Direction ->
Look through the records below, and copy out every line that holds the string "大运河是隋朝开通的".

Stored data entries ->
* begin *

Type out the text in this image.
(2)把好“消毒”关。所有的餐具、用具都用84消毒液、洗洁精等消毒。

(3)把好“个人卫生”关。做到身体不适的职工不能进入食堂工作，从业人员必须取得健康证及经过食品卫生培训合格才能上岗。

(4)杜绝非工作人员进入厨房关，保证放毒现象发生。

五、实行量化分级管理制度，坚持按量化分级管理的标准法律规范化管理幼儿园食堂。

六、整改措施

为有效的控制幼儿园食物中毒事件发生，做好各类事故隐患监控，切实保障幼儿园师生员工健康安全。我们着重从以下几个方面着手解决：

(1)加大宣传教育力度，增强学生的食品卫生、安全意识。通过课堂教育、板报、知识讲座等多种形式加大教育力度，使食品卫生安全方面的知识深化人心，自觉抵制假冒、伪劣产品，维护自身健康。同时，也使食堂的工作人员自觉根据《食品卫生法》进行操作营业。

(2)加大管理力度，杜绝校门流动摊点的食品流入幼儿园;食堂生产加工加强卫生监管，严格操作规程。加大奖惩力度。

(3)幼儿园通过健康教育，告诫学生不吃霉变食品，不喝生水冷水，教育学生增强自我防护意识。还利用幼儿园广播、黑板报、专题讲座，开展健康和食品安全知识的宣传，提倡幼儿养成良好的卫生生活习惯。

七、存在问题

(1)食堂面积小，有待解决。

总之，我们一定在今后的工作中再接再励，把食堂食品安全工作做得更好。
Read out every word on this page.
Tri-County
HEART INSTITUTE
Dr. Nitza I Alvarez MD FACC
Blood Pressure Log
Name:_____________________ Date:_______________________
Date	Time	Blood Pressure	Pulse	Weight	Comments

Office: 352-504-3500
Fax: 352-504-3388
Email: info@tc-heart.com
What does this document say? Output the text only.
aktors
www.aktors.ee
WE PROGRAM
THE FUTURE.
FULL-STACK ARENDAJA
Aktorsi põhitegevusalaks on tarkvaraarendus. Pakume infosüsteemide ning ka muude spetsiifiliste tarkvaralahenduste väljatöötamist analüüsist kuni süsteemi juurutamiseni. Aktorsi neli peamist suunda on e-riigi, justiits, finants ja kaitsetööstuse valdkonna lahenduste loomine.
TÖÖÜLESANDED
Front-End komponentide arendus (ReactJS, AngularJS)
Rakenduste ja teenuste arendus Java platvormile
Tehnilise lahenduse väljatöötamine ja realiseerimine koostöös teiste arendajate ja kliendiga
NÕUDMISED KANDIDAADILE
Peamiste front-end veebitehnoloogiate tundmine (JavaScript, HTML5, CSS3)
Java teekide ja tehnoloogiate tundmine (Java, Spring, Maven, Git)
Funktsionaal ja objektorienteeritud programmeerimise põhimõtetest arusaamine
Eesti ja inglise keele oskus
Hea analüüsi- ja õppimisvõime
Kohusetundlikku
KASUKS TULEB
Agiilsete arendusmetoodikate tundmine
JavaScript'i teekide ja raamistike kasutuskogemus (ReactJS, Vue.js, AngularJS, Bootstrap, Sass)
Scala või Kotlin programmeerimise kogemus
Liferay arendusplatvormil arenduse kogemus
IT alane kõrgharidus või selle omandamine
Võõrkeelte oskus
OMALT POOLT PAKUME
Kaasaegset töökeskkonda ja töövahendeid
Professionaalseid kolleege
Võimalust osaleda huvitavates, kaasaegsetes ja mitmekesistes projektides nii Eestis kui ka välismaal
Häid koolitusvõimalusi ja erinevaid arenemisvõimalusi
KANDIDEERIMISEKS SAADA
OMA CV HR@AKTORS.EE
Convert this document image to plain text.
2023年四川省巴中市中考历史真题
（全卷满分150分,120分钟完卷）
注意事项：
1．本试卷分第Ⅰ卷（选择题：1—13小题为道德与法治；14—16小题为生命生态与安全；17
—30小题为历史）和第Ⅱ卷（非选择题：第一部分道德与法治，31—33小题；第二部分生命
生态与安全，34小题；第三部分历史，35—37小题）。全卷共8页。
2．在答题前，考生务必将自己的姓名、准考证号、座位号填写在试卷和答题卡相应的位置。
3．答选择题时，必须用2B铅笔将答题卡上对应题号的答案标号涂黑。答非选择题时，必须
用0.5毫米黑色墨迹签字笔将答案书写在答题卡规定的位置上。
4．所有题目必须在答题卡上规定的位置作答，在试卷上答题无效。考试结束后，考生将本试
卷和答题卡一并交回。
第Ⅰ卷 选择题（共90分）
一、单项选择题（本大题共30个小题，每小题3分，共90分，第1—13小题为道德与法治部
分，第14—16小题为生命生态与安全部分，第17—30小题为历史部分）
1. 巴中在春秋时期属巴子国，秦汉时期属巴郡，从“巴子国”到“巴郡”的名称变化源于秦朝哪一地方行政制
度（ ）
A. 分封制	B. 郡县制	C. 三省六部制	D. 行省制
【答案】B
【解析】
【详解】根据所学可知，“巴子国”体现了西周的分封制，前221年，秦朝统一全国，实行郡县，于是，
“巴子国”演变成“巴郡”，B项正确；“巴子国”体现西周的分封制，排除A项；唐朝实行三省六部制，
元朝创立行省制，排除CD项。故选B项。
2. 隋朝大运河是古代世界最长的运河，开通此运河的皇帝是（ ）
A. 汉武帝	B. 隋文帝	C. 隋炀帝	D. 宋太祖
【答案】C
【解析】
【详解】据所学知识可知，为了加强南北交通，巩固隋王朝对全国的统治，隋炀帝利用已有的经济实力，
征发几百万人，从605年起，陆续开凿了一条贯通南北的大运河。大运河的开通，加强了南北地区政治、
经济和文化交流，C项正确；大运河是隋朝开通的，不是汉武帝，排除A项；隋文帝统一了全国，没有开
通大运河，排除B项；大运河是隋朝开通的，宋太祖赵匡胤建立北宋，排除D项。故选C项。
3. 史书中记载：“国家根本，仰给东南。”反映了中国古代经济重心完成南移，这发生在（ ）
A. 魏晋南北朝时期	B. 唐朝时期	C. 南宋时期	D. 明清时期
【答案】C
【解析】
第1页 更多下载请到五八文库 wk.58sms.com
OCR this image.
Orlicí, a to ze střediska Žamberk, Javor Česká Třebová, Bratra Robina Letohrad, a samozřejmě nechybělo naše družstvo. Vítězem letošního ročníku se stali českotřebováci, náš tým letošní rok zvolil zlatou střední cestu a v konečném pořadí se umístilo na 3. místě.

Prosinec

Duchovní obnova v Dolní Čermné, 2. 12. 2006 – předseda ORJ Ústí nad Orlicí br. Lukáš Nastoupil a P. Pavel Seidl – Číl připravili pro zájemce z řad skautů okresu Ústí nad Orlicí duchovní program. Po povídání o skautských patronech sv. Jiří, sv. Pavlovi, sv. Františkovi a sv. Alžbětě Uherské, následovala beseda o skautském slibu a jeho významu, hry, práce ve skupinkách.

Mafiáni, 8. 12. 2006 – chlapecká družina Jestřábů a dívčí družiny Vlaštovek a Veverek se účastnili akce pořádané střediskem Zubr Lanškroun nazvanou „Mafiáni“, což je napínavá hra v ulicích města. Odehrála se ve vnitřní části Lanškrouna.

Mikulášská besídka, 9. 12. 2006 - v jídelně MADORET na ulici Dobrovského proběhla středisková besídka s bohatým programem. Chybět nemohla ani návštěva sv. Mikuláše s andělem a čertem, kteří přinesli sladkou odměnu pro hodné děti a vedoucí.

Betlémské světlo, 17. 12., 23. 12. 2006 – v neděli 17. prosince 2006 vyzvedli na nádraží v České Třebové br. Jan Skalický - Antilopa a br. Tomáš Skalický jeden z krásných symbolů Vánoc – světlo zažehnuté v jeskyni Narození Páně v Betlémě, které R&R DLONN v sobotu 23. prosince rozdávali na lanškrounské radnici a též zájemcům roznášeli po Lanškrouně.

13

* end *

Final result ->
经济和文化交流，C项正确；大运河是隋朝开通的，不是汉武帝，排除A项；隋文帝统一了全国，没有开
通大运河，排除B项；大运河是隋朝开通的，宋太祖赵匡胤建立北宋，排除D项。故选C项。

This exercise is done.